## Description of the task
Your task is to copy every record exactly.

------------------------------------------------

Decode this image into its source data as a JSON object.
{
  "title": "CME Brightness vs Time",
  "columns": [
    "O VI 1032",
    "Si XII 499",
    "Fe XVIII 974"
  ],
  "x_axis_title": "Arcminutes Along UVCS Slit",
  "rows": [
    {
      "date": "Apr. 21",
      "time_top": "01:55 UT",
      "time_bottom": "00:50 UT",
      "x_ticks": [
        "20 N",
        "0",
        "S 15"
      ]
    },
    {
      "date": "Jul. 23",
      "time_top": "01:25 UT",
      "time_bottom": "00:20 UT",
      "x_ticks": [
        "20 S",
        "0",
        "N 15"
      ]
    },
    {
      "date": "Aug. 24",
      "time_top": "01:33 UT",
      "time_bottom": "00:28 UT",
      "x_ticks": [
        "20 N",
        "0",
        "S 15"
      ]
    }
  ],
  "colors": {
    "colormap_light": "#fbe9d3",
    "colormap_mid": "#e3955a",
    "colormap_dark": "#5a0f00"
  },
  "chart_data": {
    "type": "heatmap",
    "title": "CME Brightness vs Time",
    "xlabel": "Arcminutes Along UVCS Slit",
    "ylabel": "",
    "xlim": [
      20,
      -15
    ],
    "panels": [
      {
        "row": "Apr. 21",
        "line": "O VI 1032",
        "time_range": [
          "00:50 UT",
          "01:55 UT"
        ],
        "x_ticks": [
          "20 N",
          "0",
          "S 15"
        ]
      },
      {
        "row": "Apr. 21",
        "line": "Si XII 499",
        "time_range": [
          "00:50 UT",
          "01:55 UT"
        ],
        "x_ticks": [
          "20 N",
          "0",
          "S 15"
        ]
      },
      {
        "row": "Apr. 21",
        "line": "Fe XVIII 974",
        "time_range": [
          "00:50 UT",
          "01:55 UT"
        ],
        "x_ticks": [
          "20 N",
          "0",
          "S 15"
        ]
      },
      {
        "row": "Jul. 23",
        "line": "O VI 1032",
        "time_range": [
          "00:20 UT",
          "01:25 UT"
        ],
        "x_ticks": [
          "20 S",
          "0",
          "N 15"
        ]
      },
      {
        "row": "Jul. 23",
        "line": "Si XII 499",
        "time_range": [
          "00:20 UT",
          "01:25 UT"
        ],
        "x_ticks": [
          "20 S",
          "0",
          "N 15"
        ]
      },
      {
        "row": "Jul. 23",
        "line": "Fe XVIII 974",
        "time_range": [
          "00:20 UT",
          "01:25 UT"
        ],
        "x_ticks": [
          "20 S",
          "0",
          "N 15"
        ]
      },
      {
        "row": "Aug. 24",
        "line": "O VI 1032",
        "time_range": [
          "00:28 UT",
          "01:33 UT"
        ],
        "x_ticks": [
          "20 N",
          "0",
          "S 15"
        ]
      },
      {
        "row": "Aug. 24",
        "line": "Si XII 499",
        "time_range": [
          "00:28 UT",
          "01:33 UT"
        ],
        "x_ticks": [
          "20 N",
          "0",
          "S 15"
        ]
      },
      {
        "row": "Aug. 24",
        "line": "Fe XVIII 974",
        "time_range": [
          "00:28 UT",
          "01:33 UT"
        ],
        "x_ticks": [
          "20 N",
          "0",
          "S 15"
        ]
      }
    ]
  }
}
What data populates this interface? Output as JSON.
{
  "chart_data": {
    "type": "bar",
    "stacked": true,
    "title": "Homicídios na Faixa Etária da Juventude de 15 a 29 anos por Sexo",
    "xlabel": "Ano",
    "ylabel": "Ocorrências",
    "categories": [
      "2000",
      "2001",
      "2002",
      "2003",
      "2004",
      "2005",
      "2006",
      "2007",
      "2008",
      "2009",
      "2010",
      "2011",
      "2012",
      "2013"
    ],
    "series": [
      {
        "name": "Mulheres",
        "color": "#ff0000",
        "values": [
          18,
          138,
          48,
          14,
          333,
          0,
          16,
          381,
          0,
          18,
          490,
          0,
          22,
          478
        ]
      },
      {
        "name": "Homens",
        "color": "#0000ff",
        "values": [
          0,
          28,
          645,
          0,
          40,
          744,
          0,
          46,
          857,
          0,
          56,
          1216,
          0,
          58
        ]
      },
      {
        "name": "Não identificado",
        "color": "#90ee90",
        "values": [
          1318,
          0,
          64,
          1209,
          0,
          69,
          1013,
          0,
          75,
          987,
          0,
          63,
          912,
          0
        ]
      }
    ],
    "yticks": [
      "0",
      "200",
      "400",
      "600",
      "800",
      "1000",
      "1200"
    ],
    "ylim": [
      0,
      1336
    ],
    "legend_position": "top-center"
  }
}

------------------------------------------------

## Result
Decode this image into its source data as a JSON object.
{
  "title": "CME Brightness vs Time",
  "columns": [
    "O VI 1032",
    "Si XII 499",
    "Fe XVIII 974"
  ],
  "x_axis_title": "Arcminutes Along UVCS Slit",
  "rows": [
    {
      "date": "Apr. 21",
      "time_top": "01:55 UT",
      "time_bottom": "00:50 UT",
      "x_ticks": [
        "20 N",
        "0",
        "S 15"
      ]
    },
    {
      "date": "Jul. 23",
      "time_top": "01:25 UT",
      "time_bottom": "00:20 UT",
      "x_ticks": [
        "20 S",
        "0",
        "N 15"
      ]
    },
    {
      "date": "Aug. 24",
      "time_top": "01:33 UT",
      "time_bottom": "00:28 UT",
      "x_ticks": [
        "20 N",
        "0",
        "S 15"
      ]
    }
  ],
  "colors": {
    "colormap_light": "#fbe9d3",
    "colormap_mid": "#e3955a",
    "colormap_dark": "#5a0f00"
  },
  "chart_data": {
    "type": "heatmap",
    "title": "CME Brightness vs Time",
    "xlabel": "Arcminutes Along UVCS Slit",
    "ylabel": "",
    "xlim": [
      20,
      -15
    ],
    "panels": [
      {
        "row": "Apr. 21",
        "line": "O VI 1032",
        "time_range": [
          "00:50 UT",
          "01:55 UT"
        ],
        "x_ticks": [
          "20 N",
          "0",
          "S 15"
        ]
      },
      {
        "row": "Apr. 21",
        "line": "Si XII 499",
        "time_range": [
          "00:50 UT",
          "01:55 UT"
        ],
        "x_ticks": [
          "20 N",
          "0",
          "S 15"
        ]
      },
      {
        "row": "Apr. 21",
        "line": "Fe XVIII 974",
        "time_range": [
          "00:50 UT",
          "01:55 UT"
        ],
        "x_ticks": [
          "20 N",
          "0",
          "S 15"
        ]
      },
      {
        "row": "Jul. 23",
        "line": "O VI 1032",
        "time_range": [
          "00:20 UT",
          "01:25 UT"
        ],
        "x_ticks": [
          "20 S",
          "0",
          "N 15"
        ]
      },
      {
        "row": "Jul. 23",
        "line": "Si XII 499",
        "time_range": [
          "00:20 UT",
          "01:25 UT"
        ],
        "x_ticks": [
          "20 S",
          "0",
          "N 15"
        ]
      },
      {
        "row": "Jul. 23",
        "line": "Fe XVIII 974",
        "time_range": [
          "00:20 UT",
          "01:25 UT"
        ],
        "x_ticks": [
          "20 S",
          "0",
          "N 15"
        ]
      },
      {
        "row": "Aug. 24",
        "line": "O VI 1032",
        "time_range": [
          "00:28 UT",
          "01:33 UT"
        ],
        "x_ticks": [
          "20 N",
          "0",
          "S 15"
        ]
      },
      {
        "row": "Aug. 24",
        "line": "Si XII 499",
        "time_range": [
          "00:28 UT",
          "01:33 UT"
        ],
        "x_ticks": [
          "20 N",
          "0",
          "S 15"
        ]
      },
      {
        "row": "Aug. 24",
        "line": "Fe XVIII 974",
        "time_range": [
          "00:28 UT",
          "01:33 UT"
        ],
        "x_ticks": [
          "20 N",
          "0",
          "S 15"
        ]
      }
    ]
  }
}
What data populates this interface? Output as JSON.
{
  "chart_data": {
    "type": "bar",
    "stacked": true,
    "title": "Homicídios na Faixa Etária da Juventude de 15 a 29 anos por Sexo",
    "xlabel": "Ano",
    "ylabel": "Ocorrências",
    "categories": [
      "2000",
      "2001",
      "2002",
      "2003",
      "2004",
      "2005",
      "2006",
      "2007",
      "2008",
      "2009",
      "2010",
      "2011",
      "2012",
      "2013"
    ],
    "series": [
      {
        "name": "Mulheres",
        "color": "#ff0000",
        "values": [
          18,
          138,
          48,
          14,
          333,
          0,
          16,
          381,
          0,
          18,
          490,
          0,
          22,
          478
        ]
      },
      {
        "name": "Homens",
        "color": "#0000ff",
        "values": [
          0,
          28,
          645,
          0,
          40,
          744,
          0,
          46,
          857,
          0,
          56,
          1216,
          0,
          58
        ]
      },
      {
        "name": "Não identificado",
        "color": "#90ee90",
        "values": [
          1318,
          0,
          64,
          1209,
          0,
          69,
          1013,
          0,
          75,
          987,
          0,
          63,
          912,
          0
        ]
      }
    ],
    "yticks": [
      "0",
      "200",
      "400",
      "600",
      "800",
      "1000",
      "1200"
    ],
    "ylim": [
      0,
      1336
    ],
    "legend_position": "top-center"
  }
}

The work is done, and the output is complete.